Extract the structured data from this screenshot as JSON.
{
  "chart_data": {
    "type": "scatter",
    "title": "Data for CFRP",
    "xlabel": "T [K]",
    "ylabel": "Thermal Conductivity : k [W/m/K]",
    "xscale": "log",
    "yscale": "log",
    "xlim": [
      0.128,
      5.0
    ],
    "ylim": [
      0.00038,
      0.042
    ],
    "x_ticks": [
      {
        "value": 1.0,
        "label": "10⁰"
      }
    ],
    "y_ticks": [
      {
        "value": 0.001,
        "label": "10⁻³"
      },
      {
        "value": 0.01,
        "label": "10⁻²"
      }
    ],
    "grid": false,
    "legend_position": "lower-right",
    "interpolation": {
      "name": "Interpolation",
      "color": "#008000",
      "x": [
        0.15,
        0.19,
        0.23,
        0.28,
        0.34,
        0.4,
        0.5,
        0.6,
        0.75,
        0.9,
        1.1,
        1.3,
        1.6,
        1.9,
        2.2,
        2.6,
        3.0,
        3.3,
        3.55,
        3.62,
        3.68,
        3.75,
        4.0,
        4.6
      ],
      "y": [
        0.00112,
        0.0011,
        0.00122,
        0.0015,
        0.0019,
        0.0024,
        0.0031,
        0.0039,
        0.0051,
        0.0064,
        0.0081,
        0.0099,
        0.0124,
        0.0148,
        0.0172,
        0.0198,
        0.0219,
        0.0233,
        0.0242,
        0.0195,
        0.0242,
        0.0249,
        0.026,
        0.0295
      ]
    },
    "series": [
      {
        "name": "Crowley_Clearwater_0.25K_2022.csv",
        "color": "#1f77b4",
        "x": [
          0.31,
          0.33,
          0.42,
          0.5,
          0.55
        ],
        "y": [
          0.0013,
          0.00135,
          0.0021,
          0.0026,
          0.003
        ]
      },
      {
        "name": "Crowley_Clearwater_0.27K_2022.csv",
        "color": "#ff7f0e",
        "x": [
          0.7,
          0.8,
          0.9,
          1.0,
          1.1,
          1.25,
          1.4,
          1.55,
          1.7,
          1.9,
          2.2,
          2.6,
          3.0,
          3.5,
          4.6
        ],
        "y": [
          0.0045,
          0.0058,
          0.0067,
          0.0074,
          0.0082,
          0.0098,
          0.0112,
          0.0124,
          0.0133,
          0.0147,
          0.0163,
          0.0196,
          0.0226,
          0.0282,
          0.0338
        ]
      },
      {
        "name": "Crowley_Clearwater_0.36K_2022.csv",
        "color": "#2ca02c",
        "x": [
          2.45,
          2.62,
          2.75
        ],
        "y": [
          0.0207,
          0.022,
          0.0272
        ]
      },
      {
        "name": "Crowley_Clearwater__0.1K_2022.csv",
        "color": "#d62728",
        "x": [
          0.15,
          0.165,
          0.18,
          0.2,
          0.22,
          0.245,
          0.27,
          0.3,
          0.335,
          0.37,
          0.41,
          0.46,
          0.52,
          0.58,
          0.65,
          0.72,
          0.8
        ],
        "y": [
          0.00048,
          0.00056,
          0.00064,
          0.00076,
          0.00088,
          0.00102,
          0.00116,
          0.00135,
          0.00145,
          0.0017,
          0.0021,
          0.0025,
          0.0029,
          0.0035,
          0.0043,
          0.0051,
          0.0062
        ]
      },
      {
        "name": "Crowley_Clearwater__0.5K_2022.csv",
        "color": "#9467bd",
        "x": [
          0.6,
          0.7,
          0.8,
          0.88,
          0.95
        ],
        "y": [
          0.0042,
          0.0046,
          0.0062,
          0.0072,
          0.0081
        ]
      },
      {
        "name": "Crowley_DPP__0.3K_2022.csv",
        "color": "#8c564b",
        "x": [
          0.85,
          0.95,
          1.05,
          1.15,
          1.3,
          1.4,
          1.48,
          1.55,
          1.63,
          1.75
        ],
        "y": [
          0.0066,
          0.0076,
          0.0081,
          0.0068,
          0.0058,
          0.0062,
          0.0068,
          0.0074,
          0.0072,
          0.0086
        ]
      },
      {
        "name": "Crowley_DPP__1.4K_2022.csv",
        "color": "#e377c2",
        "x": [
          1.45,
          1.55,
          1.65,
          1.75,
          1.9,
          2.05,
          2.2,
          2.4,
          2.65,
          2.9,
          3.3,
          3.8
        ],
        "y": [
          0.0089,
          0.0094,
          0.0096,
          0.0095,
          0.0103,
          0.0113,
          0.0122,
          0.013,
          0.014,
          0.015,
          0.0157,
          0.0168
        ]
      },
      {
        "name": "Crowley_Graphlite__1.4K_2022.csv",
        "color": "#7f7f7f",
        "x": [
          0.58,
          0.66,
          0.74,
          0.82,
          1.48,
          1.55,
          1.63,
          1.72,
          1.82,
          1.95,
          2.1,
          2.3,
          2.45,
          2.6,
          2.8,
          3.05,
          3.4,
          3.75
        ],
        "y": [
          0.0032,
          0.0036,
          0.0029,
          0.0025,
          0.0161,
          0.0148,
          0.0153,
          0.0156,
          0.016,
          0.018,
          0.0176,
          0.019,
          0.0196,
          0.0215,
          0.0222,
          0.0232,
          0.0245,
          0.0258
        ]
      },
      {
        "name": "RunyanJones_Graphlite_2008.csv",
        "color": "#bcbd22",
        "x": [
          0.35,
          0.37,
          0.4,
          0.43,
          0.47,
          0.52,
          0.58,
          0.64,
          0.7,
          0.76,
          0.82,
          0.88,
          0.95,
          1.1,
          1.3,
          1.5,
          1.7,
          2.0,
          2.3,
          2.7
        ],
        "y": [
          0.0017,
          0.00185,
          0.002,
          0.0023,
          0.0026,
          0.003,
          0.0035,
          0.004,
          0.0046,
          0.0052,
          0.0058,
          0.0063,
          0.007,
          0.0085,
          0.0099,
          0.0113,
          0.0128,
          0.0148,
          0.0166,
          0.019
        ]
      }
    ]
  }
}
= = =
Give the count of lines in the listing above that include "color", with no other words.

- **Exercise output**
10